[Begin SUPPLIED RECORDS]

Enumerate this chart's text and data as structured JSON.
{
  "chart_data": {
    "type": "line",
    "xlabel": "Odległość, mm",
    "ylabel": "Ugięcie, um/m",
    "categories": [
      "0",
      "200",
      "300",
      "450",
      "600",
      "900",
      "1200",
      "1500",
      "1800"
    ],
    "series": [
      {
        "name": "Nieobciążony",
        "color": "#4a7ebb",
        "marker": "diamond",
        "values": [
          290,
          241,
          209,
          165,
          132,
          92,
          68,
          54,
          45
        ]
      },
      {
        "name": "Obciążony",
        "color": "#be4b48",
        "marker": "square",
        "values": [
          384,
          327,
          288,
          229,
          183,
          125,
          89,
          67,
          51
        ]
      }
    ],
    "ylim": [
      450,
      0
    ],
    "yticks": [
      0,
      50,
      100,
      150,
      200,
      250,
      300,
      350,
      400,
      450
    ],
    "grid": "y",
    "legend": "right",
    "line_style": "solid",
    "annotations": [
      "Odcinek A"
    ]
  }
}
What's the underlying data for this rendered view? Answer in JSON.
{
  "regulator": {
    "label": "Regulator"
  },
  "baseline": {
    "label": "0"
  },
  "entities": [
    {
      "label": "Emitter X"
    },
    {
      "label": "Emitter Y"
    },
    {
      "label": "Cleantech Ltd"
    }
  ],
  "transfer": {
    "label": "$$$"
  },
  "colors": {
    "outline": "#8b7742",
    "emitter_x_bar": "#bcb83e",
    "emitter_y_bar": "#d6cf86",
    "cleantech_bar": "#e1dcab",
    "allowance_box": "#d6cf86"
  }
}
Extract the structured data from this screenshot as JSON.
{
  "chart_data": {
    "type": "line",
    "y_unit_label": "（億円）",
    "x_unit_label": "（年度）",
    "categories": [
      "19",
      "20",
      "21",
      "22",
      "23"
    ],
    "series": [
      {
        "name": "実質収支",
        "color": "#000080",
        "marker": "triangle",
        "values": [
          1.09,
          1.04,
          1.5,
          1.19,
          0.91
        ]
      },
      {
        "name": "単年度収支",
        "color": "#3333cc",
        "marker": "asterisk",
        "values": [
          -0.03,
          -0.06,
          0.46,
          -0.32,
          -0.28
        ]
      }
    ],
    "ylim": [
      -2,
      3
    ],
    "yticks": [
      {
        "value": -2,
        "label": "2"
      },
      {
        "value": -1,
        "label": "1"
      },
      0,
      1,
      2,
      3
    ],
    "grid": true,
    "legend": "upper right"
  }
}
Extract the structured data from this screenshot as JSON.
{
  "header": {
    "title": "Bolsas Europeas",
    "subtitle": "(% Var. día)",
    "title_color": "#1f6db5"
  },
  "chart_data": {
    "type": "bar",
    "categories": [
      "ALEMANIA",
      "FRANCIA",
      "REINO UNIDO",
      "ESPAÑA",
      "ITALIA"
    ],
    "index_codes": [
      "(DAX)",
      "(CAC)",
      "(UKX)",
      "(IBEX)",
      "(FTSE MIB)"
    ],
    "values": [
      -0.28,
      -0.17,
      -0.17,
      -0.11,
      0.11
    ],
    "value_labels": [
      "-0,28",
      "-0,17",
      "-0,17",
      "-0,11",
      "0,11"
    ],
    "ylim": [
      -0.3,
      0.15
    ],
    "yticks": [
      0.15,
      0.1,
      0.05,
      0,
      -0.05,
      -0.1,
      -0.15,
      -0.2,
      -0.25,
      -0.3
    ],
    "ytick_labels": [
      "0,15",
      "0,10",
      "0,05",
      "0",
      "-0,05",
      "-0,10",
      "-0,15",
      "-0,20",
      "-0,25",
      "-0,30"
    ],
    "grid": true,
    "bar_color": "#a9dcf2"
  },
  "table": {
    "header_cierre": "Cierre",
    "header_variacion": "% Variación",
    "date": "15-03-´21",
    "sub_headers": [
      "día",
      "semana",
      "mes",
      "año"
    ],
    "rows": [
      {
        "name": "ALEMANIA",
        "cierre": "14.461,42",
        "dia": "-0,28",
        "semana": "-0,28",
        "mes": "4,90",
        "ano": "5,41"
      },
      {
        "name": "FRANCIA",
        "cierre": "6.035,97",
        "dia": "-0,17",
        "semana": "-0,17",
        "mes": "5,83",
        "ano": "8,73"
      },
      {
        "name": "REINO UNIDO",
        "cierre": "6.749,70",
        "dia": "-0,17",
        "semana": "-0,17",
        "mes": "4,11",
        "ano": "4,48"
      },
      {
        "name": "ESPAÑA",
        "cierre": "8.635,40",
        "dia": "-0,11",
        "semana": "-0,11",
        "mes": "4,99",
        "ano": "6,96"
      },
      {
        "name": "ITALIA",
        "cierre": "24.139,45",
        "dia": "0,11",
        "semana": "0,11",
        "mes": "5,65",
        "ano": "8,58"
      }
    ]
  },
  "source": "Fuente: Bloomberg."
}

[End SUPPLIED RECORDS]

GOAL OF THE EXERCISE =>
Output all of the data again, exactly.

TASK RESULT =>
Enumerate this chart's text and data as structured JSON.
{
  "chart_data": {
    "type": "line",
    "xlabel": "Odległość, mm",
    "ylabel": "Ugięcie, um/m",
    "categories": [
      "0",
      "200",
      "300",
      "450",
      "600",
      "900",
      "1200",
      "1500",
      "1800"
    ],
    "series": [
      {
        "name": "Nieobciążony",
        "color": "#4a7ebb",
        "marker": "diamond",
        "values": [
          290,
          241,
          209,
          165,
          132,
          92,
          68,
          54,
          45
        ]
      },
      {
        "name": "Obciążony",
        "color": "#be4b48",
        "marker": "square",
        "values": [
          384,
          327,
          288,
          229,
          183,
          125,
          89,
          67,
          51
        ]
      }
    ],
    "ylim": [
      450,
      0
    ],
    "yticks": [
      0,
      50,
      100,
      150,
      200,
      250,
      300,
      350,
      400,
      450
    ],
    "grid": "y",
    "legend": "right",
    "line_style": "solid",
    "annotations": [
      "Odcinek A"
    ]
  }
}
What's the underlying data for this rendered view? Answer in JSON.
{
  "regulator": {
    "label": "Regulator"
  },
  "baseline": {
    "label": "0"
  },
  "entities": [
    {
      "label": "Emitter X"
    },
    {
      "label": "Emitter Y"
    },
    {
      "label": "Cleantech Ltd"
    }
  ],
  "transfer": {
    "label": "$$$"
  },
  "colors": {
    "outline": "#8b7742",
    "emitter_x_bar": "#bcb83e",
    "emitter_y_bar": "#d6cf86",
    "cleantech_bar": "#e1dcab",
    "allowance_box": "#d6cf86"
  }
}
Extract the structured data from this screenshot as JSON.
{
  "chart_data": {
    "type": "line",
    "y_unit_label": "（億円）",
    "x_unit_label": "（年度）",
    "categories": [
      "19",
      "20",
      "21",
      "22",
      "23"
    ],
    "series": [
      {
        "name": "実質収支",
        "color": "#000080",
        "marker": "triangle",
        "values": [
          1.09,
          1.04,
          1.5,
          1.19,
          0.91
        ]
      },
      {
        "name": "単年度収支",
        "color": "#3333cc",
        "marker": "asterisk",
        "values": [
          -0.03,
          -0.06,
          0.46,
          -0.32,
          -0.28
        ]
      }
    ],
    "ylim": [
      -2,
      3
    ],
    "yticks": [
      {
        "value": -2,
        "label": "2"
      },
      {
        "value": -1,
        "label": "1"
      },
      0,
      1,
      2,
      3
    ],
    "grid": true,
    "legend": "upper right"
  }
}
Extract the structured data from this screenshot as JSON.
{
  "header": {
    "title": "Bolsas Europeas",
    "subtitle": "(% Var. día)",
    "title_color": "#1f6db5"
  },
  "chart_data": {
    "type": "bar",
    "categories": [
      "ALEMANIA",
      "FRANCIA",
      "REINO UNIDO",
      "ESPAÑA",
      "ITALIA"
    ],
    "index_codes": [
      "(DAX)",
      "(CAC)",
      "(UKX)",
      "(IBEX)",
      "(FTSE MIB)"
    ],
    "values": [
      -0.28,
      -0.17,
      -0.17,
      -0.11,
      0.11
    ],
    "value_labels": [
      "-0,28",
      "-0,17",
      "-0,17",
      "-0,11",
      "0,11"
    ],
    "ylim": [
      -0.3,
      0.15
    ],
    "yticks": [
      0.15,
      0.1,
      0.05,
      0,
      -0.05,
      -0.1,
      -0.15,
      -0.2,
      -0.25,
      -0.3
    ],
    "ytick_labels": [
      "0,15",
      "0,10",
      "0,05",
      "0",
      "-0,05",
      "-0,10",
      "-0,15",
      "-0,20",
      "-0,25",
      "-0,30"
    ],
    "grid": true,
    "bar_color": "#a9dcf2"
  },
  "table": {
    "header_cierre": "Cierre",
    "header_variacion": "% Variación",
    "date": "15-03-´21",
    "sub_headers": [
      "día",
      "semana",
      "mes",
      "año"
    ],
    "rows": [
      {
        "name": "ALEMANIA",
        "cierre": "14.461,42",
        "dia": "-0,28",
        "semana": "-0,28",
        "mes": "4,90",
        "ano": "5,41"
      },
      {
        "name": "FRANCIA",
        "cierre": "6.035,97",
        "dia": "-0,17",
        "semana": "-0,17",
        "mes": "5,83",
        "ano": "8,73"
      },
      {
        "name": "REINO UNIDO",
        "cierre": "6.749,70",
        "dia": "-0,17",
        "semana": "-0,17",
        "mes": "4,11",
        "ano": "4,48"
      },
      {
        "name": "ESPAÑA",
        "cierre": "8.635,40",
        "dia": "-0,11",
        "semana": "-0,11",
        "mes": "4,99",
        "ano": "6,96"
      },
      {
        "name": "ITALIA",
        "cierre": "24.139,45",
        "dia": "0,11",
        "semana": "0,11",
        "mes": "5,65",
        "ano": "8,58"
      }
    ]
  },
  "source": "Fuente: Bloomberg."
}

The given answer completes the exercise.